**Exercise brief:** Please copy all the lines that follow, word for word.

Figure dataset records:
>> Start
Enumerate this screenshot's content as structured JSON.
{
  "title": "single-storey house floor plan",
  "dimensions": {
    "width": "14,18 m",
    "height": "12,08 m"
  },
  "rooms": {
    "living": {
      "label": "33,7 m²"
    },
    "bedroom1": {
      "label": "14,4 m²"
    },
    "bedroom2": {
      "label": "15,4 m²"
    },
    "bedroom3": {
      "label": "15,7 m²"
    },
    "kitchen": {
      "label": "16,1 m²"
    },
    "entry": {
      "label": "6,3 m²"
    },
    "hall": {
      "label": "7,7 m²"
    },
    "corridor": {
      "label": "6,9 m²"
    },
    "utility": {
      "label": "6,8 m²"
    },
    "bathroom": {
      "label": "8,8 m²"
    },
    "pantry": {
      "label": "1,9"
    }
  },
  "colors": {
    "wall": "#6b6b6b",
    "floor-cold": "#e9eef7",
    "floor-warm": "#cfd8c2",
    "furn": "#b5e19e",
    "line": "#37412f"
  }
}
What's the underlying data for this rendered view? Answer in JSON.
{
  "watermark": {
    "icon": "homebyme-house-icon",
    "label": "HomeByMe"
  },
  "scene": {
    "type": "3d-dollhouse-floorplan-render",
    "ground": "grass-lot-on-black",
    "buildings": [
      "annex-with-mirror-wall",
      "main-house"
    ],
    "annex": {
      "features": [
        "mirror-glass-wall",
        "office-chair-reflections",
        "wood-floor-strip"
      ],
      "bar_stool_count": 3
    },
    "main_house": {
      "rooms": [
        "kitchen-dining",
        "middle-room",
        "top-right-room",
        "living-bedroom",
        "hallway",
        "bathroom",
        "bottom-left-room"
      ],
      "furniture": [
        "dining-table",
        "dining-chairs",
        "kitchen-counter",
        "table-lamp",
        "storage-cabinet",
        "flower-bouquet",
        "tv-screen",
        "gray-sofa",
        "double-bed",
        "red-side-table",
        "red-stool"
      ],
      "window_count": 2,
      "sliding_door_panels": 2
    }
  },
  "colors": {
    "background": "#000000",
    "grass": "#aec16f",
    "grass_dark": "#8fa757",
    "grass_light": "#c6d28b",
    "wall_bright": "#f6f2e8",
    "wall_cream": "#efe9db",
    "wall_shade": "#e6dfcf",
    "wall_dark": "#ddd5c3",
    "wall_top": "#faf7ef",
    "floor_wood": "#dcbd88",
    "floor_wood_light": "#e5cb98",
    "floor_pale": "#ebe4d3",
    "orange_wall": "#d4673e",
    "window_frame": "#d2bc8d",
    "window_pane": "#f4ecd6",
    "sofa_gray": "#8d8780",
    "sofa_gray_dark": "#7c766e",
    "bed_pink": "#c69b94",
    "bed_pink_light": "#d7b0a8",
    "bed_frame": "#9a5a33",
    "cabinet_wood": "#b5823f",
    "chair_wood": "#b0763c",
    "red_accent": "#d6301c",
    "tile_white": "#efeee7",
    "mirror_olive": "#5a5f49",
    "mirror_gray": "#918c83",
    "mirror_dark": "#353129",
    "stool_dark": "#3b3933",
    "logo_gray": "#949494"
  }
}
>> End
**Output for this exercise:**
Enumerate this screenshot's content as structured JSON.
{
  "title": "single-storey house floor plan",
  "dimensions": {
    "width": "14,18 m",
    "height": "12,08 m"
  },
  "rooms": {
    "living": {
      "label": "33,7 m²"
    },
    "bedroom1": {
      "label": "14,4 m²"
    },
    "bedroom2": {
      "label": "15,4 m²"
    },
    "bedroom3": {
      "label": "15,7 m²"
    },
    "kitchen": {
      "label": "16,1 m²"
    },
    "entry": {
      "label": "6,3 m²"
    },
    "hall": {
      "label": "7,7 m²"
    },
    "corridor": {
      "label": "6,9 m²"
    },
    "utility": {
      "label": "6,8 m²"
    },
    "bathroom": {
      "label": "8,8 m²"
    },
    "pantry": {
      "label": "1,9"
    }
  },
  "colors": {
    "wall": "#6b6b6b",
    "floor-cold": "#e9eef7",
    "floor-warm": "#cfd8c2",
    "furn": "#b5e19e",
    "line": "#37412f"
  }
}
What's the underlying data for this rendered view? Answer in JSON.
{
  "watermark": {
    "icon": "homebyme-house-icon",
    "label": "HomeByMe"
  },
  "scene": {
    "type": "3d-dollhouse-floorplan-render",
    "ground": "grass-lot-on-black",
    "buildings": [
      "annex-with-mirror-wall",
      "main-house"
    ],
    "annex": {
      "features": [
        "mirror-glass-wall",
        "office-chair-reflections",
        "wood-floor-strip"
      ],
      "bar_stool_count": 3
    },
    "main_house": {
      "rooms": [
        "kitchen-dining",
        "middle-room",
        "top-right-room",
        "living-bedroom",
        "hallway",
        "bathroom",
        "bottom-left-room"
      ],
      "furniture": [
        "dining-table",
        "dining-chairs",
        "kitchen-counter",
        "table-lamp",
        "storage-cabinet",
        "flower-bouquet",
        "tv-screen",
        "gray-sofa",
        "double-bed",
        "red-side-table",
        "red-stool"
      ],
      "window_count": 2,
      "sliding_door_panels": 2
    }
  },
  "colors": {
    "background": "#000000",
    "grass": "#aec16f",
    "grass_dark": "#8fa757",
    "grass_light": "#c6d28b",
    "wall_bright": "#f6f2e8",
    "wall_cream": "#efe9db",
    "wall_shade": "#e6dfcf",
    "wall_dark": "#ddd5c3",
    "wall_top": "#faf7ef",
    "floor_wood": "#dcbd88",
    "floor_wood_light": "#e5cb98",
    "floor_pale": "#ebe4d3",
    "orange_wall": "#d4673e",
    "window_frame": "#d2bc8d",
    "window_pane": "#f4ecd6",
    "sofa_gray": "#8d8780",
    "sofa_gray_dark": "#7c766e",
    "bed_pink": "#c69b94",
    "bed_pink_light": "#d7b0a8",
    "bed_frame": "#9a5a33",
    "cabinet_wood": "#b5823f",
    "chair_wood": "#b0763c",
    "red_accent": "#d6301c",
    "tile_white": "#efeee7",
    "mirror_olive": "#5a5f49",
    "mirror_gray": "#918c83",
    "mirror_dark": "#353129",
    "stool_dark": "#3b3933",
    "logo_gray": "#949494"
  }
}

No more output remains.